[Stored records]
= = = = =

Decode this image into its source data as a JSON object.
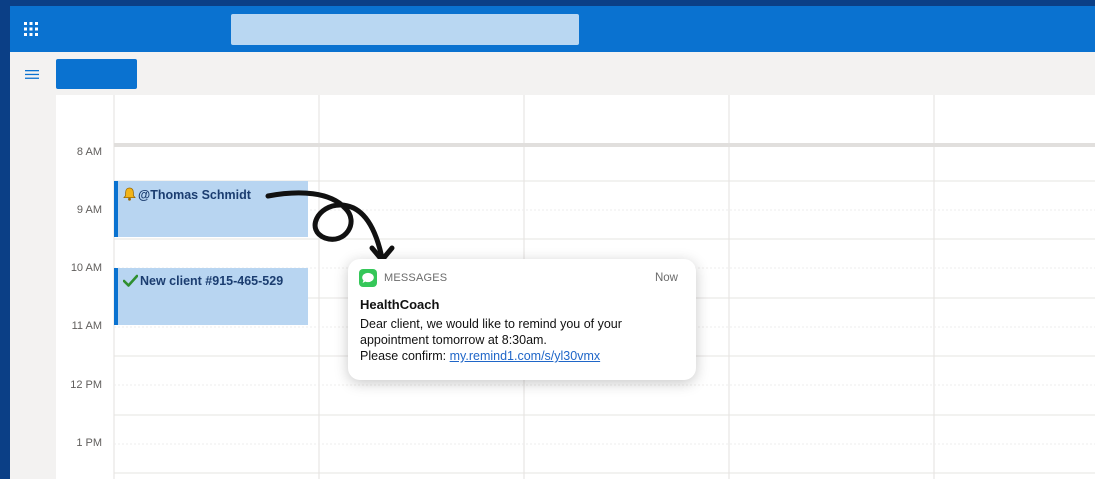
{
  "calendar": {
    "hours": [
      "8 AM",
      "9 AM",
      "10 AM",
      "11 AM",
      "12 PM",
      "1 PM"
    ]
  },
  "events": [
    {
      "icon": "bell-icon",
      "title": "@Thomas Schmidt"
    },
    {
      "icon": "checkmark-icon",
      "title": "New client #915-465-529"
    }
  ],
  "notification": {
    "app": "MESSAGES",
    "time": "Now",
    "sender": "HealthCoach",
    "line1": "Dear client, we would like to remind you of your",
    "line2": "appointment tomorrow at 8:30am.",
    "confirm_prefix": "Please confirm: ",
    "link": "my.remind1.com/s/yl30vmx"
  },
  "colors": {
    "accent": "#0a72d0",
    "event_fill": "#b8d5f1",
    "messages_green": "#35c759"
  }
}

= = = = =

Requirement => Please write out all the data again word for word, but not the pictures.

Solution =>
Decode this image into its source data as a JSON object.
{
  "calendar": {
    "hours": [
      "8 AM",
      "9 AM",
      "10 AM",
      "11 AM",
      "12 PM",
      "1 PM"
    ]
  },
  "events": [
    {
      "icon": "bell-icon",
      "title": "@Thomas Schmidt"
    },
    {
      "icon": "checkmark-icon",
      "title": "New client #915-465-529"
    }
  ],
  "notification": {
    "app": "MESSAGES",
    "time": "Now",
    "sender": "HealthCoach",
    "line1": "Dear client, we would like to remind you of your",
    "line2": "appointment tomorrow at 8:30am.",
    "confirm_prefix": "Please confirm: ",
    "link": "my.remind1.com/s/yl30vmx"
  },
  "colors": {
    "accent": "#0a72d0",
    "event_fill": "#b8d5f1",
    "messages_green": "#35c759"
  }
}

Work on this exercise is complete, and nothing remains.